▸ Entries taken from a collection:
::::::::
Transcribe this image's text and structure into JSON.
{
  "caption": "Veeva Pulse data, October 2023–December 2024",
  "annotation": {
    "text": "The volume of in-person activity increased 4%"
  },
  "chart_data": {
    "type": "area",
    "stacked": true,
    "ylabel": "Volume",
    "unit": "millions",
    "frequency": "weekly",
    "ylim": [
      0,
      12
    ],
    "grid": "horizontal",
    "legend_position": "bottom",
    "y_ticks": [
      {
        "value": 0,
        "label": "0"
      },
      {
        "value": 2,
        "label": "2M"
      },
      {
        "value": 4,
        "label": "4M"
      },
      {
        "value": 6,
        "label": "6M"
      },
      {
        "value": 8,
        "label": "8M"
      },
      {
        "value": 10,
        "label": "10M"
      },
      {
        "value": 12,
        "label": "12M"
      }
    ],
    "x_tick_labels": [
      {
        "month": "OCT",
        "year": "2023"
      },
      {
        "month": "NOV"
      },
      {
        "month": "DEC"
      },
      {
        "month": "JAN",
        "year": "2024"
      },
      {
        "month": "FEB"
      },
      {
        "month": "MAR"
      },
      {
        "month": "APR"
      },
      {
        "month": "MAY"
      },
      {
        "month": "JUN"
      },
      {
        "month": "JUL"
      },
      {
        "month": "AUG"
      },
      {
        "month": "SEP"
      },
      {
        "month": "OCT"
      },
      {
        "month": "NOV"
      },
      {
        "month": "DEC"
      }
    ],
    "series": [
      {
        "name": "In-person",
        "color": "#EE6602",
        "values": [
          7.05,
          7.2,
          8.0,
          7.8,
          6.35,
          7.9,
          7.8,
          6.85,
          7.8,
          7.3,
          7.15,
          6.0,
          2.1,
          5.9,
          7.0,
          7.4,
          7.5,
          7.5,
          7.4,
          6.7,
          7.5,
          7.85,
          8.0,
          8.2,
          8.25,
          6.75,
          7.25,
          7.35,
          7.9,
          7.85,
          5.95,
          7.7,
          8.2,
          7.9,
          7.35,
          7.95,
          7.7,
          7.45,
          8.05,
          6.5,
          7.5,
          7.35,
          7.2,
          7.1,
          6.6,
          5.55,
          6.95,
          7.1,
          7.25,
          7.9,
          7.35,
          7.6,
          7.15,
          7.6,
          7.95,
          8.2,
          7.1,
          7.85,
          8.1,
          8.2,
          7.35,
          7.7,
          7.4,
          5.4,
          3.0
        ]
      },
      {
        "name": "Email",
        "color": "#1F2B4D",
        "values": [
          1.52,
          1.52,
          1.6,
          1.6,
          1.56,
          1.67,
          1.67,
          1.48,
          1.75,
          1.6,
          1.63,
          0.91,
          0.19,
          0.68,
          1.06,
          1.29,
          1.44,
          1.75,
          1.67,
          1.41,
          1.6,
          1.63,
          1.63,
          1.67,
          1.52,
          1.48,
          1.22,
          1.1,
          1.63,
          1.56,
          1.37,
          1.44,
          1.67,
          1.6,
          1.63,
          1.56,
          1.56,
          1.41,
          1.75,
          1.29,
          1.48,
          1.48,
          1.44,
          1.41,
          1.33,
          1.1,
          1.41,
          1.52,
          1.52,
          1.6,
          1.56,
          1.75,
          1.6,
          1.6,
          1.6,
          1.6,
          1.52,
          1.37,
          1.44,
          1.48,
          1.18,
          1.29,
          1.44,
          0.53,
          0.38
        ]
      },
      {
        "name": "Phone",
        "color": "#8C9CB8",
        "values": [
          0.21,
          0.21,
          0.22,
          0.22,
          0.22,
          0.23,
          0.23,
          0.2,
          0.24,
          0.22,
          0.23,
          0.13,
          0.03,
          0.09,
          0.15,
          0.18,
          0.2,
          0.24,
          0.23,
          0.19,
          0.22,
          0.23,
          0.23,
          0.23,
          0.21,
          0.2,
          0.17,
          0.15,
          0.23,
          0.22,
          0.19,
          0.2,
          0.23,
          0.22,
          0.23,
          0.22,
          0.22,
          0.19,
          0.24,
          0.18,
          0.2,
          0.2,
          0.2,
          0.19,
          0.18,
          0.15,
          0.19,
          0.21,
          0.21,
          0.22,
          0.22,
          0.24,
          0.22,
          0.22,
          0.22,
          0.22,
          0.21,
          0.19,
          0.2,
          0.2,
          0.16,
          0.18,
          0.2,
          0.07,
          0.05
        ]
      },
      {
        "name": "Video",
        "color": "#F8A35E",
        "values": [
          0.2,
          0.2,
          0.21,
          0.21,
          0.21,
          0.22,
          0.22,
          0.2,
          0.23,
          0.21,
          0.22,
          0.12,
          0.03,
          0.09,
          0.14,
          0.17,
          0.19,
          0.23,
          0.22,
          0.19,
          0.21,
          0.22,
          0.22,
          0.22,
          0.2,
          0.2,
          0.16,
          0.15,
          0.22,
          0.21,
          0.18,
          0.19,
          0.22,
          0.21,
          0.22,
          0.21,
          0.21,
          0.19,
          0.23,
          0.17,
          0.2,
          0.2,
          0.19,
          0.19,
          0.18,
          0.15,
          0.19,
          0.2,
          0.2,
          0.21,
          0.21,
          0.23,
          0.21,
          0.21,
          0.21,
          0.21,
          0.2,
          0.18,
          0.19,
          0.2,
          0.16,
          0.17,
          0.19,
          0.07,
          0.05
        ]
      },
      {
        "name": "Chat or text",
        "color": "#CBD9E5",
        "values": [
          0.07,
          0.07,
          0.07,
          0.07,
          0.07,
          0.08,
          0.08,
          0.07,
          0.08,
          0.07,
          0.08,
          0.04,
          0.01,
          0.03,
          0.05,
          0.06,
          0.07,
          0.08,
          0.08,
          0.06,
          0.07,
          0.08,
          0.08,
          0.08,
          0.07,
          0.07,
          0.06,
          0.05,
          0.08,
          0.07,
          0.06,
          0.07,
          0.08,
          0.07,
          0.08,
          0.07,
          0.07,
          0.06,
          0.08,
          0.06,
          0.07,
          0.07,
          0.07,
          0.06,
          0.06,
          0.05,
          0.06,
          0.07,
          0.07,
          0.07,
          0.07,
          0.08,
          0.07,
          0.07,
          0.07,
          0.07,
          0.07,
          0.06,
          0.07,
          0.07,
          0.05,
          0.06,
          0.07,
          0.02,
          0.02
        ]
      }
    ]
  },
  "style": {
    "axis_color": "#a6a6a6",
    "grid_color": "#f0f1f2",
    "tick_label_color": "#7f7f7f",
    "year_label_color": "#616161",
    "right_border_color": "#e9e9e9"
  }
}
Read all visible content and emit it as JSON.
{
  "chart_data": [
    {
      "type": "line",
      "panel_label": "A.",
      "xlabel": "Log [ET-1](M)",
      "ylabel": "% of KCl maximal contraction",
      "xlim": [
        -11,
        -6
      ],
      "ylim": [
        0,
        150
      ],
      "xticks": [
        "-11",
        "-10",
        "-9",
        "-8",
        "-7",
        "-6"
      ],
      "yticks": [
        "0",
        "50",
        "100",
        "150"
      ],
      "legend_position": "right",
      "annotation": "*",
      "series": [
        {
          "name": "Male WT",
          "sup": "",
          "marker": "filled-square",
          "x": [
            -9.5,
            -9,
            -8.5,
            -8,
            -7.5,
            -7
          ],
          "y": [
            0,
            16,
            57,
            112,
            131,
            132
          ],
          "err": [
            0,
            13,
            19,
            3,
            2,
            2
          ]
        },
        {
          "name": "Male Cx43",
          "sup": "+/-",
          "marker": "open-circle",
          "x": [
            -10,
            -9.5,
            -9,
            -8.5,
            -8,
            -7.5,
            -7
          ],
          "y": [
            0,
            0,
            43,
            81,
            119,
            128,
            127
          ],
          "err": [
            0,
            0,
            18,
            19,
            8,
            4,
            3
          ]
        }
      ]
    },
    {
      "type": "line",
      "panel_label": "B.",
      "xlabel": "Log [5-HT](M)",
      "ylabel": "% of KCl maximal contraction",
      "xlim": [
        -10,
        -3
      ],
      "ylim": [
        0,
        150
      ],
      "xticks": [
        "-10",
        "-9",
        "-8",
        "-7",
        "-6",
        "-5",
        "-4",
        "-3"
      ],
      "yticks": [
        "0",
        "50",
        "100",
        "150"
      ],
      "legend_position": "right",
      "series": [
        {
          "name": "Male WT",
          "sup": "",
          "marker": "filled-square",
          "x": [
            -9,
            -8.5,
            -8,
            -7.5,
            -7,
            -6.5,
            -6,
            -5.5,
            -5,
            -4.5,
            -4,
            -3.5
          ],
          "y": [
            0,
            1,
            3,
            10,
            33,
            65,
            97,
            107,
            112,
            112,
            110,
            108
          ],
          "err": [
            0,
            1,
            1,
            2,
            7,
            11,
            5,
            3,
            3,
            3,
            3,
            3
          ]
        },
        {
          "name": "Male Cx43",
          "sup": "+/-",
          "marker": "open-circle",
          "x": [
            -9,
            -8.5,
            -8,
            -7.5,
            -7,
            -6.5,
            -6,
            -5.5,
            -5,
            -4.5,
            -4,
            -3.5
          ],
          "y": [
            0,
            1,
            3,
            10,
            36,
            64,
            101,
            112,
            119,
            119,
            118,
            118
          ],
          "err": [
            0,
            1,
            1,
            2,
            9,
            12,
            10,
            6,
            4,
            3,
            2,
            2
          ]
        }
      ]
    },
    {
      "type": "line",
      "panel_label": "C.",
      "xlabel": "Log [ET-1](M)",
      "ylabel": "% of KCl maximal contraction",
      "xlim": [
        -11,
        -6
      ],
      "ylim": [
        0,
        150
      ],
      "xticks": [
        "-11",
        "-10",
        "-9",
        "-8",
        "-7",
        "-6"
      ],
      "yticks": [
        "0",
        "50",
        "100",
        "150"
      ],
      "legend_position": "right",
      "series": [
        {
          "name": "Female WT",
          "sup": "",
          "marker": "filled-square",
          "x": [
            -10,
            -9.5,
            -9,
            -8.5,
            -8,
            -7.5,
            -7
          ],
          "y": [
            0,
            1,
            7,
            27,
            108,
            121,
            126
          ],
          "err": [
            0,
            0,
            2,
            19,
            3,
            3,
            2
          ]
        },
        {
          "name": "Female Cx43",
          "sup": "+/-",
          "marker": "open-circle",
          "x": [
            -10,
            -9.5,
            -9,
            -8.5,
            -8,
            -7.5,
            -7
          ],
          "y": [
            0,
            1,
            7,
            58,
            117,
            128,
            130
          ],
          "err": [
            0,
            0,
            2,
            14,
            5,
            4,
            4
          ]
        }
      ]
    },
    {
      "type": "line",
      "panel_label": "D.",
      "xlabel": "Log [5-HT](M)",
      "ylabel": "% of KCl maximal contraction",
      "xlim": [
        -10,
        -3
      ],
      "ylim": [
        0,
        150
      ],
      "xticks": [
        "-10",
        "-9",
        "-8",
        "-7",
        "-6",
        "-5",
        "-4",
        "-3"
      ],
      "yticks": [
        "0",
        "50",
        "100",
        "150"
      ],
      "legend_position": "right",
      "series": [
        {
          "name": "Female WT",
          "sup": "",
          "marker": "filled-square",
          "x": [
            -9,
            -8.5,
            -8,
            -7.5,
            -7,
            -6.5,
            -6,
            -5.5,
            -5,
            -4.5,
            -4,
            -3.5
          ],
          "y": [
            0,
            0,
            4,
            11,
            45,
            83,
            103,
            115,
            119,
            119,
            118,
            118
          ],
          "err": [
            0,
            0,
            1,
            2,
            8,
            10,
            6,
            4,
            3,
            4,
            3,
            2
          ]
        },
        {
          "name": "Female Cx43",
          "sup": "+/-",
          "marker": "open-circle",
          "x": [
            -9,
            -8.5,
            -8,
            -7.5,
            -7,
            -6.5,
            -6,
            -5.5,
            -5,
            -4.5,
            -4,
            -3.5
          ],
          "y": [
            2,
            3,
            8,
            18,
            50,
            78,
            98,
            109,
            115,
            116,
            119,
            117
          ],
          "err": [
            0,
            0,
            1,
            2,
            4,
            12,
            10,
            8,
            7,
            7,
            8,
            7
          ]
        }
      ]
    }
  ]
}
::::::::
How many lines in the records above contain the word "text"? Reply with the number alone.

3